From the entries below, copy every line holding the word "Fill".
-- Start of Records to process --
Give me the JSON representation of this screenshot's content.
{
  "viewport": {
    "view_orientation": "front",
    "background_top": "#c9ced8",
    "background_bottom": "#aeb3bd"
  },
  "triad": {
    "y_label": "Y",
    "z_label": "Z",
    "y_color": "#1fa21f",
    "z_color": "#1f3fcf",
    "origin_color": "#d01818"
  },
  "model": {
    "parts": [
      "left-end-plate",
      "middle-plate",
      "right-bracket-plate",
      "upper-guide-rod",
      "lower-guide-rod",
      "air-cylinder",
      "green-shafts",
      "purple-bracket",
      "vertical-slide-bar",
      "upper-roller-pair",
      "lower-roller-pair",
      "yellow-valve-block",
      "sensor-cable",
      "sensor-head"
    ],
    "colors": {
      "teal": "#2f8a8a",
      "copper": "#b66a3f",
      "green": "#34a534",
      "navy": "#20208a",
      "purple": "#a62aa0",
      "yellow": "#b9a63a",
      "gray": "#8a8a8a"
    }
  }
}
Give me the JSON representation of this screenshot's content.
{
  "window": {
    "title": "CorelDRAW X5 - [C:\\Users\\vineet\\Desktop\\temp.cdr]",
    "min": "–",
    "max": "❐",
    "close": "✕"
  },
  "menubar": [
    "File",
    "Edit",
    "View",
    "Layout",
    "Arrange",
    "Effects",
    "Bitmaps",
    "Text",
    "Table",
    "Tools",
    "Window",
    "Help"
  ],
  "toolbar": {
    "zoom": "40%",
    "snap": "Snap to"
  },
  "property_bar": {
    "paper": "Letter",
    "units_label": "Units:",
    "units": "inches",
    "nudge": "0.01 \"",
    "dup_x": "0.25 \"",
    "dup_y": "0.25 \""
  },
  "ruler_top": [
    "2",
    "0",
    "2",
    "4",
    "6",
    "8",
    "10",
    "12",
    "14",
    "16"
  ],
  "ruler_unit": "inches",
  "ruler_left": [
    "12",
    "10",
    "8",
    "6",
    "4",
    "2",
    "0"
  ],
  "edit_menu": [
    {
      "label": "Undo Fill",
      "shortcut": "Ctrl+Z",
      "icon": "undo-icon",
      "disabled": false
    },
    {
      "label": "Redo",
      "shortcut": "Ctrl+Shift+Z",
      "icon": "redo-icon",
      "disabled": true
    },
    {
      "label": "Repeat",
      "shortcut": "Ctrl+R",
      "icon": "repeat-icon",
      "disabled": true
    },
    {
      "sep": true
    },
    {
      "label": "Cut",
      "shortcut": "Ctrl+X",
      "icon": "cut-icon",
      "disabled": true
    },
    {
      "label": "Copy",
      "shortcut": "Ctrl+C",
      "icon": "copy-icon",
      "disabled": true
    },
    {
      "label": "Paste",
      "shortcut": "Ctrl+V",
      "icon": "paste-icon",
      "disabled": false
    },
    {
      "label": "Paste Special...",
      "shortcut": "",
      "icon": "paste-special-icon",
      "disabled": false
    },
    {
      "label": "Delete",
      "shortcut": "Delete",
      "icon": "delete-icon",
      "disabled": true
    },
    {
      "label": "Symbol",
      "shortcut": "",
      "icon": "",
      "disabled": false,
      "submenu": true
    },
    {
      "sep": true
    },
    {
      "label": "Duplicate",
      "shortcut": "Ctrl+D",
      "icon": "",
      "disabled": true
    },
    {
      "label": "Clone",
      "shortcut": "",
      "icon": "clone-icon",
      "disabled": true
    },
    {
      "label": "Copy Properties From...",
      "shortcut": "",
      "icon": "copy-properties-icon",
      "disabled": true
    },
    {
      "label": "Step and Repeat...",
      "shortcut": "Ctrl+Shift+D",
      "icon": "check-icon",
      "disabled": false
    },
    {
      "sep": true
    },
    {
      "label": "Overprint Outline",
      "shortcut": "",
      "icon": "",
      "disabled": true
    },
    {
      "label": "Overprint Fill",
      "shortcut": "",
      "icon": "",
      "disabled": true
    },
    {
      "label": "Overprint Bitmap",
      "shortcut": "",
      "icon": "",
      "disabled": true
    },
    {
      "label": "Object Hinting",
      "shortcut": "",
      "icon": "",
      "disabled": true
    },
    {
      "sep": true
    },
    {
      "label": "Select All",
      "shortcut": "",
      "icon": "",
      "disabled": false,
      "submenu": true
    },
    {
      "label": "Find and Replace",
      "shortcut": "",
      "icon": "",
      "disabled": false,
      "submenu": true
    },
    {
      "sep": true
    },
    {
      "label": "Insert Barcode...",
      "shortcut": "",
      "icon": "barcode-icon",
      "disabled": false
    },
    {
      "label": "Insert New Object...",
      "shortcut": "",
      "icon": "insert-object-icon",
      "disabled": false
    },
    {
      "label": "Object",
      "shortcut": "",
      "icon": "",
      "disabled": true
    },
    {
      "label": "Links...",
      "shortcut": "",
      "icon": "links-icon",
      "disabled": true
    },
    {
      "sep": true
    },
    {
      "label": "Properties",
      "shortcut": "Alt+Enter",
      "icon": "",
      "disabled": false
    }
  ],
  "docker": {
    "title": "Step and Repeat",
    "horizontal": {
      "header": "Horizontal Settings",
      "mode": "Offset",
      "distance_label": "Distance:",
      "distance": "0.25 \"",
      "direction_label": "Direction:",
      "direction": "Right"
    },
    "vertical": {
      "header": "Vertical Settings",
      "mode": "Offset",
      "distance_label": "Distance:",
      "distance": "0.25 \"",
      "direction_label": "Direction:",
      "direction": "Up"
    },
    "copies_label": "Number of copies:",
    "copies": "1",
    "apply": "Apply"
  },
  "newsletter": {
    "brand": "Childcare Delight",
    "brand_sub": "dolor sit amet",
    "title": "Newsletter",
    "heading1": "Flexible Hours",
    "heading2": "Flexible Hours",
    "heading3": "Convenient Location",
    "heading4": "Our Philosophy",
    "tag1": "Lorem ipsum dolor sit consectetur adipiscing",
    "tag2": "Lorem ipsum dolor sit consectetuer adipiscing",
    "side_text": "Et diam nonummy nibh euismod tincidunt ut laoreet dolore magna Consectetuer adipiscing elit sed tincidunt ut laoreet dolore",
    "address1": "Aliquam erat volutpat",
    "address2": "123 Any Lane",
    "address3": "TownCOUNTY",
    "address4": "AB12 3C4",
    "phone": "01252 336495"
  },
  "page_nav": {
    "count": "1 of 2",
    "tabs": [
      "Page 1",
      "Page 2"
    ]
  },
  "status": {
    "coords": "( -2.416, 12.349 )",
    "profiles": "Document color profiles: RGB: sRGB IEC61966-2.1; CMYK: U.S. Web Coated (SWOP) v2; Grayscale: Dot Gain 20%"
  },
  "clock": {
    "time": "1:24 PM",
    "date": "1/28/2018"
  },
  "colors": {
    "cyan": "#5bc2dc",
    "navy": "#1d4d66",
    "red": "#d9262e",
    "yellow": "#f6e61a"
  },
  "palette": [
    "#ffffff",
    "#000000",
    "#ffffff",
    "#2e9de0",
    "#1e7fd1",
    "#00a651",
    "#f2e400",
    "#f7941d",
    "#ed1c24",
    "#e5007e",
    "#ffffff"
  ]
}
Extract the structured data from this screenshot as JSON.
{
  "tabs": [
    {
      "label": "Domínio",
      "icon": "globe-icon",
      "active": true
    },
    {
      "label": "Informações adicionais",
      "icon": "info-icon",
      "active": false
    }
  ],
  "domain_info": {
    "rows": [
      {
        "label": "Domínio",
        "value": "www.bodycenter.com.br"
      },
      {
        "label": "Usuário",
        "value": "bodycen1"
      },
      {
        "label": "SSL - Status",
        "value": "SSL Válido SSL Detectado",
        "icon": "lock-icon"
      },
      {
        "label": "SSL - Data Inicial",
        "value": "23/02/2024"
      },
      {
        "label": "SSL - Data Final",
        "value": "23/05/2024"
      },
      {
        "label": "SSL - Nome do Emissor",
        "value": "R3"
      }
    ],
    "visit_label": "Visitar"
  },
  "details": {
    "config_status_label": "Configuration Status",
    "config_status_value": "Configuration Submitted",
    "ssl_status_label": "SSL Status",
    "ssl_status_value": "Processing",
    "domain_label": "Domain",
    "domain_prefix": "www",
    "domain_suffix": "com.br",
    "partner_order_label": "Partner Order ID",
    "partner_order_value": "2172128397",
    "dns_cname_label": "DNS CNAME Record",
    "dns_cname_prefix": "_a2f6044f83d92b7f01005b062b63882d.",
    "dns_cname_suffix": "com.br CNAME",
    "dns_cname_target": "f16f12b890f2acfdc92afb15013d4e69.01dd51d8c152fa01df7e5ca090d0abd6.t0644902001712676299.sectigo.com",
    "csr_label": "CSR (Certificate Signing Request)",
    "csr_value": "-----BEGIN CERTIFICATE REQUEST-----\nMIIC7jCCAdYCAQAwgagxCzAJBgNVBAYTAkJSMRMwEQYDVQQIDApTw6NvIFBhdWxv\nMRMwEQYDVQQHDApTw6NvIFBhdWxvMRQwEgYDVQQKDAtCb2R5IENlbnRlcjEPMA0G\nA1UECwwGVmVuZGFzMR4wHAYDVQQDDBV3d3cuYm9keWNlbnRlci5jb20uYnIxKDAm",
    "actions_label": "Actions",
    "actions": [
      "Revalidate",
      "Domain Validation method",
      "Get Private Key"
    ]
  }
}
-- End of Records to process --
Expected output ▸
      "label": "Undo Fill",
      "label": "Overprint Fill",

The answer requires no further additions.